▽

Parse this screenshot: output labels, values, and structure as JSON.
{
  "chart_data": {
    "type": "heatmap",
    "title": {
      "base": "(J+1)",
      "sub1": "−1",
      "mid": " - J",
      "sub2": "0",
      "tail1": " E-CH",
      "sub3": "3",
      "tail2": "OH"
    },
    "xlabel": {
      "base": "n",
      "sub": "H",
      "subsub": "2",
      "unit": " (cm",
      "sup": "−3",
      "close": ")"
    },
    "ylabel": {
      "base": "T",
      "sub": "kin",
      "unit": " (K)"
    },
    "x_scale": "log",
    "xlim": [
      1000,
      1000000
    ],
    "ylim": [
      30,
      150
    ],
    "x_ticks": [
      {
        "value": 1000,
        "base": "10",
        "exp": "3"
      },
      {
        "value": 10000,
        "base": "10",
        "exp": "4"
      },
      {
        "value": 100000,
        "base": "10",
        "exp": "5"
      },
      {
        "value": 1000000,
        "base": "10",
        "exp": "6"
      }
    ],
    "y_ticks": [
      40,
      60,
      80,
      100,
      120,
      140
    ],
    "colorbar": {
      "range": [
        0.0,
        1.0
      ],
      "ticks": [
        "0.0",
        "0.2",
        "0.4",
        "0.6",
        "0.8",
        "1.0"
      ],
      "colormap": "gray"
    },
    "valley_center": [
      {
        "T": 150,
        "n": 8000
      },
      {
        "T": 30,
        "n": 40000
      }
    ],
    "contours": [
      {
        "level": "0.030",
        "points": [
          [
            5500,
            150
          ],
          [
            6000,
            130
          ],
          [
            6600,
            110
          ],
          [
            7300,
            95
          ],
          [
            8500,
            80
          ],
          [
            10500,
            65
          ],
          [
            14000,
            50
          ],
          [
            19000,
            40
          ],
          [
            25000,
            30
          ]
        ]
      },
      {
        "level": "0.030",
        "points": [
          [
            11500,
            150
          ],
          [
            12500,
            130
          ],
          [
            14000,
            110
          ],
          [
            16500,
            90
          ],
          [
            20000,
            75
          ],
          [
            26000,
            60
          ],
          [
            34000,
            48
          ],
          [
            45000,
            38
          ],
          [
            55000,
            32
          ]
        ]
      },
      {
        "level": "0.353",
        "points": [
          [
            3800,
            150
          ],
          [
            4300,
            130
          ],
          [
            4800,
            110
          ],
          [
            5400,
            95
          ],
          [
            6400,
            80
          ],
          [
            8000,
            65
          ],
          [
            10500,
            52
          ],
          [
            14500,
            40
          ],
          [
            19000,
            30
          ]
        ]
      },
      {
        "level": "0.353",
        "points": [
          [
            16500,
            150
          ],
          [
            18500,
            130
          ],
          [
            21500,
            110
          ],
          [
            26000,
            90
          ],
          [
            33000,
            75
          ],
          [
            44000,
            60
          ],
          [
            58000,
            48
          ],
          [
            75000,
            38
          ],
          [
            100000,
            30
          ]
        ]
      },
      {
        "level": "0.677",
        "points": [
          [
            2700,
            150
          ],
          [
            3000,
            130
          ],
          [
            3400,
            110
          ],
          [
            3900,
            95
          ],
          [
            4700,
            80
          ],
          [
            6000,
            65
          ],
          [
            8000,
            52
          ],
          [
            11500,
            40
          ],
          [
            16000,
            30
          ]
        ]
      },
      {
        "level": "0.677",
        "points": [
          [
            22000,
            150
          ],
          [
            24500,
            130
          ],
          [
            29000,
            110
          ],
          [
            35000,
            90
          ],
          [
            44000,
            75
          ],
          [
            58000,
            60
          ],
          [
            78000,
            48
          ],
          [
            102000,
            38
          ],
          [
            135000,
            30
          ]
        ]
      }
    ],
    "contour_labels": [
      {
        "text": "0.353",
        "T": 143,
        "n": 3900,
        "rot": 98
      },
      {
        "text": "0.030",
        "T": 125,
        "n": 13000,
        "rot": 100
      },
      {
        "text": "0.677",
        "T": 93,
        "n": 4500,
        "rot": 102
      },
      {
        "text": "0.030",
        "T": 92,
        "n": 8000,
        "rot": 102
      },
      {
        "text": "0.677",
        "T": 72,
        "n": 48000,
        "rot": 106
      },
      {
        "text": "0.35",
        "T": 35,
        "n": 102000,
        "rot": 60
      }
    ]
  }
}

△

» WRITTEN TASK: Every record above should be output exactly.

» THE RESULT:
Parse this screenshot: output labels, values, and structure as JSON.
{
  "chart_data": {
    "type": "heatmap",
    "title": {
      "base": "(J+1)",
      "sub1": "−1",
      "mid": " - J",
      "sub2": "0",
      "tail1": " E-CH",
      "sub3": "3",
      "tail2": "OH"
    },
    "xlabel": {
      "base": "n",
      "sub": "H",
      "subsub": "2",
      "unit": " (cm",
      "sup": "−3",
      "close": ")"
    },
    "ylabel": {
      "base": "T",
      "sub": "kin",
      "unit": " (K)"
    },
    "x_scale": "log",
    "xlim": [
      1000,
      1000000
    ],
    "ylim": [
      30,
      150
    ],
    "x_ticks": [
      {
        "value": 1000,
        "base": "10",
        "exp": "3"
      },
      {
        "value": 10000,
        "base": "10",
        "exp": "4"
      },
      {
        "value": 100000,
        "base": "10",
        "exp": "5"
      },
      {
        "value": 1000000,
        "base": "10",
        "exp": "6"
      }
    ],
    "y_ticks": [
      40,
      60,
      80,
      100,
      120,
      140
    ],
    "colorbar": {
      "range": [
        0.0,
        1.0
      ],
      "ticks": [
        "0.0",
        "0.2",
        "0.4",
        "0.6",
        "0.8",
        "1.0"
      ],
      "colormap": "gray"
    },
    "valley_center": [
      {
        "T": 150,
        "n": 8000
      },
      {
        "T": 30,
        "n": 40000
      }
    ],
    "contours": [
      {
        "level": "0.030",
        "points": [
          [
            5500,
            150
          ],
          [
            6000,
            130
          ],
          [
            6600,
            110
          ],
          [
            7300,
            95
          ],
          [
            8500,
            80
          ],
          [
            10500,
            65
          ],
          [
            14000,
            50
          ],
          [
            19000,
            40
          ],
          [
            25000,
            30
          ]
        ]
      },
      {
        "level": "0.030",
        "points": [
          [
            11500,
            150
          ],
          [
            12500,
            130
          ],
          [
            14000,
            110
          ],
          [
            16500,
            90
          ],
          [
            20000,
            75
          ],
          [
            26000,
            60
          ],
          [
            34000,
            48
          ],
          [
            45000,
            38
          ],
          [
            55000,
            32
          ]
        ]
      },
      {
        "level": "0.353",
        "points": [
          [
            3800,
            150
          ],
          [
            4300,
            130
          ],
          [
            4800,
            110
          ],
          [
            5400,
            95
          ],
          [
            6400,
            80
          ],
          [
            8000,
            65
          ],
          [
            10500,
            52
          ],
          [
            14500,
            40
          ],
          [
            19000,
            30
          ]
        ]
      },
      {
        "level": "0.353",
        "points": [
          [
            16500,
            150
          ],
          [
            18500,
            130
          ],
          [
            21500,
            110
          ],
          [
            26000,
            90
          ],
          [
            33000,
            75
          ],
          [
            44000,
            60
          ],
          [
            58000,
            48
          ],
          [
            75000,
            38
          ],
          [
            100000,
            30
          ]
        ]
      },
      {
        "level": "0.677",
        "points": [
          [
            2700,
            150
          ],
          [
            3000,
            130
          ],
          [
            3400,
            110
          ],
          [
            3900,
            95
          ],
          [
            4700,
            80
          ],
          [
            6000,
            65
          ],
          [
            8000,
            52
          ],
          [
            11500,
            40
          ],
          [
            16000,
            30
          ]
        ]
      },
      {
        "level": "0.677",
        "points": [
          [
            22000,
            150
          ],
          [
            24500,
            130
          ],
          [
            29000,
            110
          ],
          [
            35000,
            90
          ],
          [
            44000,
            75
          ],
          [
            58000,
            60
          ],
          [
            78000,
            48
          ],
          [
            102000,
            38
          ],
          [
            135000,
            30
          ]
        ]
      }
    ],
    "contour_labels": [
      {
        "text": "0.353",
        "T": 143,
        "n": 3900,
        "rot": 98
      },
      {
        "text": "0.030",
        "T": 125,
        "n": 13000,
        "rot": 100
      },
      {
        "text": "0.677",
        "T": 93,
        "n": 4500,
        "rot": 102
      },
      {
        "text": "0.030",
        "T": 92,
        "n": 8000,
        "rot": 102
      },
      {
        "text": "0.677",
        "T": 72,
        "n": 48000,
        "rot": 106
      },
      {
        "text": "0.35",
        "T": 35,
        "n": 102000,
        "rot": 60
      }
    ]
  }
}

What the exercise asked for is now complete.